- **TRECHO DO TEXTO**
++++++++

Da recepção no I.B.E.M.
© Foto: H. Hülskath, 2002
Archiv A.B.E.-I.S.M.P.S.

 

MOBILIDADE NA HISTÓRIA DA MÚSICA:
MOVIMENTOS HORIZONTAIS E VERTICAIS NO PROCESSO DE CRESCENTE URBANIZAÇÃO

[trechos de conferência proferida na sessão do Congresso de Estudos Euro-Brasileiros organizada pela FESB, em Bragança Paulista]

Antonio Alexandre Bispo

 

(...)

A respeito do passado musical de Bragança Paulista, realizei estudos a partir de meados da década de sessenta, quando organizava o Centro de Estudos em Musicologia da Sociedade Nova Difusão Musical em São Paulo, fundado em 1968, hoje Instituto Brasileiro de Estudos Musicológicos. Os materiais levantados foram suscintamente considerados na minha tese de doutoramento apresentada em Colonia, em 1979 e dedicada à música sacra na Província de São Paulo à época do II° Império. O meu intuito na época foi sobretudo o de estudar as transformações da prática musical nas igrejas da Província e das concepções relativas à sacralidade da música, ou seja, a gradual substituição da tradição da música sacra com acompanhamento orquestral por coros a capela ou com acompanhamento de harmônio ou órgão segundo os ideais do movimento de reforma da música sacra. Para isso, procurei levantar e estudar redes de contatos entre músicos das várias cidades, assim como a difusão de repertórios e respectivas correntes estilísticas e estéticas.

Nesse quadro geral da difusão cultural, do intercâmbio entre as localidades e da renovação do repertório, a cidade de Bragança assumiu um papel não sem importância, sobretudo no decorrer da segunda metade do século XIX. A principal razão desse papel relevante desempenhado por Bragança Paulista na dinamização e intensificação dos contactos musicais entre as várias cidades do Estado residiu sobretudo nas facilidades trazidas pela construção da Estrada de Ferro Bragantina. A construção dessa via férrea que ligava a região à estação de Campo Limpo, no quilômetro 128 da São Paulo Railway Company, e, portanto, a São Paulo e ao porto de Santos, procurava facilitar o escoamento de mercadorias e, ao mesmo tempo, fomentar o desesenvolvimento dessa zona do Estado até a divisa de Minas Gerais. A sua construção foi determinada em 1872 por lei provincial e o primeiro trem atingiu a cidade em 1884. Essa estrada marcou geo-politicamente e culturamente a região, trazendo modificações no concernente aos vínculos entre as localidades, uma vez que esses, até então, tinham sido determinados por antigos caminhos que remontavam ao período colonial e que diferiam em parte, no seu traçado, daquele da via férrea.

++++++++

- **INSTRUÇÃO A**
Extraia, sem alterar nada, as linhas das entradas desde o início delas até a linha que contém "endpoint-group: Logs (single", incluindo ambas as extremidades.

++++++++

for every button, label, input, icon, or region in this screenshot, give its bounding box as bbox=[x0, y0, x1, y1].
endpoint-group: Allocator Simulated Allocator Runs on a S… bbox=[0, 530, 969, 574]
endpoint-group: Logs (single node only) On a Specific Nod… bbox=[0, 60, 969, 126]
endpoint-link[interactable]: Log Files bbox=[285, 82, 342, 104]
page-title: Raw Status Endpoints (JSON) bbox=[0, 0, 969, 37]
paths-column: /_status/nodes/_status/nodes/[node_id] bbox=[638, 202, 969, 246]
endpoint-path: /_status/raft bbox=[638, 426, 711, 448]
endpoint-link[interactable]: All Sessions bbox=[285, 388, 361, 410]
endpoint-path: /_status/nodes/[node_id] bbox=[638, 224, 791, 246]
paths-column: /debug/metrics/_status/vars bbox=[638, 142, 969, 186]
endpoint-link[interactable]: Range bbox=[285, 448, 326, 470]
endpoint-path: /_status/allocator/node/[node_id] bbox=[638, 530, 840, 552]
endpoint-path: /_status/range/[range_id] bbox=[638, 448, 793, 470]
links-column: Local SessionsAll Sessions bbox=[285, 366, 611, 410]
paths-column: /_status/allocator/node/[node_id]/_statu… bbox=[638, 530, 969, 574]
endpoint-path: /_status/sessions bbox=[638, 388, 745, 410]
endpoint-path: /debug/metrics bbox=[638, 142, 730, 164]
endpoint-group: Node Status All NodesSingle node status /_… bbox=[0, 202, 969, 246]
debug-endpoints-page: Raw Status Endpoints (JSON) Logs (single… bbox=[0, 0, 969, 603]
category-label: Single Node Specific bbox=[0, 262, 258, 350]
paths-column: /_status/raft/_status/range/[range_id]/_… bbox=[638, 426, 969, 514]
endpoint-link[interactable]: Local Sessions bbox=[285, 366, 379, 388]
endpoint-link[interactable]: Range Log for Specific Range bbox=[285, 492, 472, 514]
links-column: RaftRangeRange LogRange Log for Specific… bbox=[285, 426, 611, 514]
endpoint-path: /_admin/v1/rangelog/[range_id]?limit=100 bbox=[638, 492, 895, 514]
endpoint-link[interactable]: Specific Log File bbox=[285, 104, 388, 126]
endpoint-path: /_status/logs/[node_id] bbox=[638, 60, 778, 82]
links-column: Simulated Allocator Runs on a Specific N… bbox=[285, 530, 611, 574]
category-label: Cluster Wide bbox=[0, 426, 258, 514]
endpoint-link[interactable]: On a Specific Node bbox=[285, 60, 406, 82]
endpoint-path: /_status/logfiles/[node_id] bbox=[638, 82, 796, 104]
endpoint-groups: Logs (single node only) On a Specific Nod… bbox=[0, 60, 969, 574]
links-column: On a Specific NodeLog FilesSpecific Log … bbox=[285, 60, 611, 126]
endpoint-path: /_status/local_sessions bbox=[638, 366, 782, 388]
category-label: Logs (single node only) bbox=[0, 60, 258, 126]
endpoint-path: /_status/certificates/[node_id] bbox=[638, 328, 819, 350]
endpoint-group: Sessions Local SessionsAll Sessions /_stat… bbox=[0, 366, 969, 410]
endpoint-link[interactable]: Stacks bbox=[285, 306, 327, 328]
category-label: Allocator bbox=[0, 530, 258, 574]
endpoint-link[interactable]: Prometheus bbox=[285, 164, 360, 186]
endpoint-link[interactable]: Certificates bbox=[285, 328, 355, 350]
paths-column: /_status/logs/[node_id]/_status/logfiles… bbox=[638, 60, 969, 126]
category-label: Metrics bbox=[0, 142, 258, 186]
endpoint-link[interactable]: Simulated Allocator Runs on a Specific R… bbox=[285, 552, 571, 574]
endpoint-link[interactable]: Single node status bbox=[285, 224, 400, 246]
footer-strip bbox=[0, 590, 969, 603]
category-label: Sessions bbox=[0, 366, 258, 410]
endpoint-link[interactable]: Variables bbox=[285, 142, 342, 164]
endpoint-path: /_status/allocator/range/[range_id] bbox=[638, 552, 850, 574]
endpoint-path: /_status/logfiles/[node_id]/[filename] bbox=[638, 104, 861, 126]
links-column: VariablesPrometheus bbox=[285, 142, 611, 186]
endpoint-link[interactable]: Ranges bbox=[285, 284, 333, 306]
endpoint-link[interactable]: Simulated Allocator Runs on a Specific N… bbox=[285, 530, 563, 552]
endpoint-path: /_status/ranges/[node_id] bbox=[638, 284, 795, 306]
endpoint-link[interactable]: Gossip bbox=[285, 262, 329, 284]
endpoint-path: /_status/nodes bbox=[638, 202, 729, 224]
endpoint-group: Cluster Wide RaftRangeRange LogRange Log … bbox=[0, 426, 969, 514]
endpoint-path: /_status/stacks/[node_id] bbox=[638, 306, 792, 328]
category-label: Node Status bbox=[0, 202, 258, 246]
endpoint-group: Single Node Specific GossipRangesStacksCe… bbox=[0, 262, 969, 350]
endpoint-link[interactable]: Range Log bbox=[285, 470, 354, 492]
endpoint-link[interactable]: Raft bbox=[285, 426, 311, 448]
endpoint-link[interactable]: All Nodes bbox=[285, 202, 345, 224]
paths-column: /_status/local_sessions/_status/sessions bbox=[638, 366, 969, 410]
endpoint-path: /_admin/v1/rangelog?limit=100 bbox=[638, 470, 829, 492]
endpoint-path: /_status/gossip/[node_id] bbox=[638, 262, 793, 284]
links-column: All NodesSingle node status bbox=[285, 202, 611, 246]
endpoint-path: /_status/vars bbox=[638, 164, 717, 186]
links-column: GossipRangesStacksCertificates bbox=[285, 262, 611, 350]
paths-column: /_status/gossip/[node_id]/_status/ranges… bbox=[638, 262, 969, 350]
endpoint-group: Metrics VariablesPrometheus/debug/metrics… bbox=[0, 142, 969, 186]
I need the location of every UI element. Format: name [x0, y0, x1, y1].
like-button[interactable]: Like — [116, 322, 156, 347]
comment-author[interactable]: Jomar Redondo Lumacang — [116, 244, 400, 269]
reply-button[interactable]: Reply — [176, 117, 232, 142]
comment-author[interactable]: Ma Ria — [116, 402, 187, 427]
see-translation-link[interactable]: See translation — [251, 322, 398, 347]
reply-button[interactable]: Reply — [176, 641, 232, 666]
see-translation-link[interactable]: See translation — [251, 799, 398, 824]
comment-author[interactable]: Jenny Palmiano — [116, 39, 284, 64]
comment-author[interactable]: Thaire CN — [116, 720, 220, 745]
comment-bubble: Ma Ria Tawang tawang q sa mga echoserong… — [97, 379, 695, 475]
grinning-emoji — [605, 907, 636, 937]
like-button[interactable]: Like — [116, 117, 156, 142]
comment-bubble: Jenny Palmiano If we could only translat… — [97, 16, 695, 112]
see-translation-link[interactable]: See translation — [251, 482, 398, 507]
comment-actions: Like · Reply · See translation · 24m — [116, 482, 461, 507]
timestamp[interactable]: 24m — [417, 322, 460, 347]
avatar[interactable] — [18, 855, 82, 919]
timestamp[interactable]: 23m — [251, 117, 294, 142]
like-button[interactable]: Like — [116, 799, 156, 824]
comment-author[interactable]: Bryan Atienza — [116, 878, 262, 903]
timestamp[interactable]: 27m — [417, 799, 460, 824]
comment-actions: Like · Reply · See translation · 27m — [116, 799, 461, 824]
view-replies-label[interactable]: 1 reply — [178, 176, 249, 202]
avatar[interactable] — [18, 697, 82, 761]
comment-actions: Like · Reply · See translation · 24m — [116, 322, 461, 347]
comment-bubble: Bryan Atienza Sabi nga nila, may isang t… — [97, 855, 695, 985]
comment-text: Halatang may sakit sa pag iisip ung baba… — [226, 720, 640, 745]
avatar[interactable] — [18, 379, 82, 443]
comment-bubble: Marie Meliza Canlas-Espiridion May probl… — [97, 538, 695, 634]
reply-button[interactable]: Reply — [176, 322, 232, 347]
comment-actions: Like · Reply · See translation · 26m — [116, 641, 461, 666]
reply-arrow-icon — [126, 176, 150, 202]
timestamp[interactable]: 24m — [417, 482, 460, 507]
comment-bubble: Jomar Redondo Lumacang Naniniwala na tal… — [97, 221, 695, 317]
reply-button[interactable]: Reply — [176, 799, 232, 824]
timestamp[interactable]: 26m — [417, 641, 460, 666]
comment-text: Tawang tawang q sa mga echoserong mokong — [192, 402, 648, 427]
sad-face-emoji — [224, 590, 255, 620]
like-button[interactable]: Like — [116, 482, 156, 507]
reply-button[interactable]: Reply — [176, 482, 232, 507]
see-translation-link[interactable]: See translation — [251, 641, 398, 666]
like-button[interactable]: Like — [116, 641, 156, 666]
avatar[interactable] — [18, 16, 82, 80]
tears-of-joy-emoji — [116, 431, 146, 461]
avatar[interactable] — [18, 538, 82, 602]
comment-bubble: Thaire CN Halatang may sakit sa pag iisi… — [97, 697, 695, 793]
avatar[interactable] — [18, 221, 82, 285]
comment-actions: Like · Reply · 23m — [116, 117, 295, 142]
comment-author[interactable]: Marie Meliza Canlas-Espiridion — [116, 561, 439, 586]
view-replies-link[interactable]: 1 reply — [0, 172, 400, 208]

++++++++

- **INSTRUÇÃO B**
No trecho sobre o passado musical de Bragança Paulista, traduza para o inglês a frase "A sua construção foi determinada em 1872 por lei provincial e o primeiro trem atingiu a cidade em 1884."

- **SOLUÇÃO REDIGIDA A**
for every button, label, input, icon, or region in this screenshot, give its bounding box as bbox=[x0, y0, x1, y1].
endpoint-group: Allocator Simulated Allocator Runs on a S… bbox=[0, 530, 969, 574]
endpoint-group: Logs (single node only) On a Specific Nod… bbox=[0, 60, 969, 126]

- **SOLUÇÃO REDIGIDA B**
Its construction was mandated in 1872 by provincial law, and the first train reached the city in 1884.